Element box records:
· · · ·

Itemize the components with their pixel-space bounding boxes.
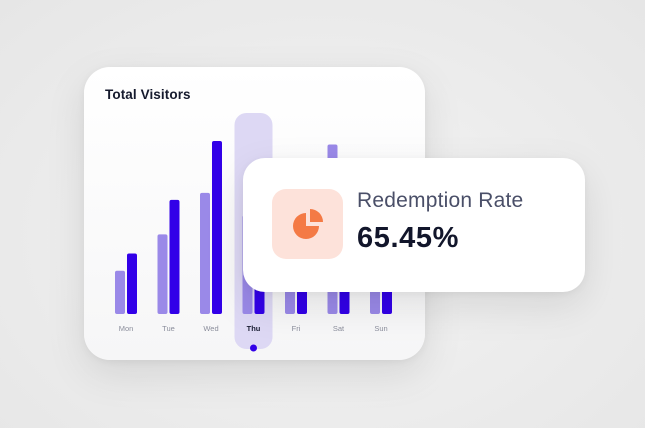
card-title: Total Visitors	[105, 87, 191, 102]
x-tick-label: Thu	[247, 324, 261, 333]
x-tick-label: Sun	[374, 324, 387, 333]
redemption-rate-card: Redemption Rate 65.45%	[243, 158, 585, 292]
selected-day-indicator[interactable]	[250, 344, 257, 352]
x-tick-label: Mon	[119, 324, 134, 333]
redemption-rate-value: 65.45%	[357, 222, 459, 254]
bar-mon-series-1	[115, 270, 125, 314]
redemption-rate-label: Redemption Rate	[357, 189, 524, 212]
bar-wed-series-1	[200, 192, 210, 314]
x-tick-label: Wed	[203, 324, 218, 333]
x-tick-label: Sat	[333, 324, 345, 333]
x-tick-label: Fri	[292, 324, 301, 333]
bar-wed-series-2	[212, 141, 222, 314]
bar-tue-series-2	[169, 199, 180, 314]
bar-tue-series-1	[157, 234, 168, 314]
x-tick-label: Tue	[162, 324, 175, 333]
bar-mon-series-2	[127, 253, 137, 314]
pie-chart-icon	[272, 189, 343, 259]
pie-chart-glyph	[292, 209, 323, 239]
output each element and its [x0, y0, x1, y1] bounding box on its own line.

· · · ·

## WRITTEN TASK
Quote the lines of the items above word for word, leaving out the pictures.

## RESULT FOR THIS TASK
Itemize the components with their pixel-space bounding boxes.
card-title: Total Visitors	[105, 87, 191, 102]
x-tick-label: Thu	[247, 324, 261, 333]
x-tick-label: Sun	[374, 324, 387, 333]
redemption-rate-card: Redemption Rate 65.45%	[243, 158, 585, 292]
selected-day-indicator[interactable]	[250, 344, 257, 352]
x-tick-label: Mon	[119, 324, 134, 333]
redemption-rate-value: 65.45%	[357, 222, 459, 254]
bar-mon-series-1	[115, 270, 125, 314]
redemption-rate-label: Redemption Rate	[357, 189, 524, 212]
bar-wed-series-1	[200, 192, 210, 314]
x-tick-label: Wed	[203, 324, 218, 333]
x-tick-label: Sat	[333, 324, 345, 333]
x-tick-label: Fri	[292, 324, 301, 333]
bar-wed-series-2	[212, 141, 222, 314]
bar-tue-series-2	[169, 199, 180, 314]
bar-tue-series-1	[157, 234, 168, 314]
x-tick-label: Tue	[162, 324, 175, 333]
bar-mon-series-2	[127, 253, 137, 314]
pie-chart-icon	[272, 189, 343, 259]
pie-chart-glyph	[292, 209, 323, 239]
output each element and its [x0, y0, x1, y1] bounding box on its own line.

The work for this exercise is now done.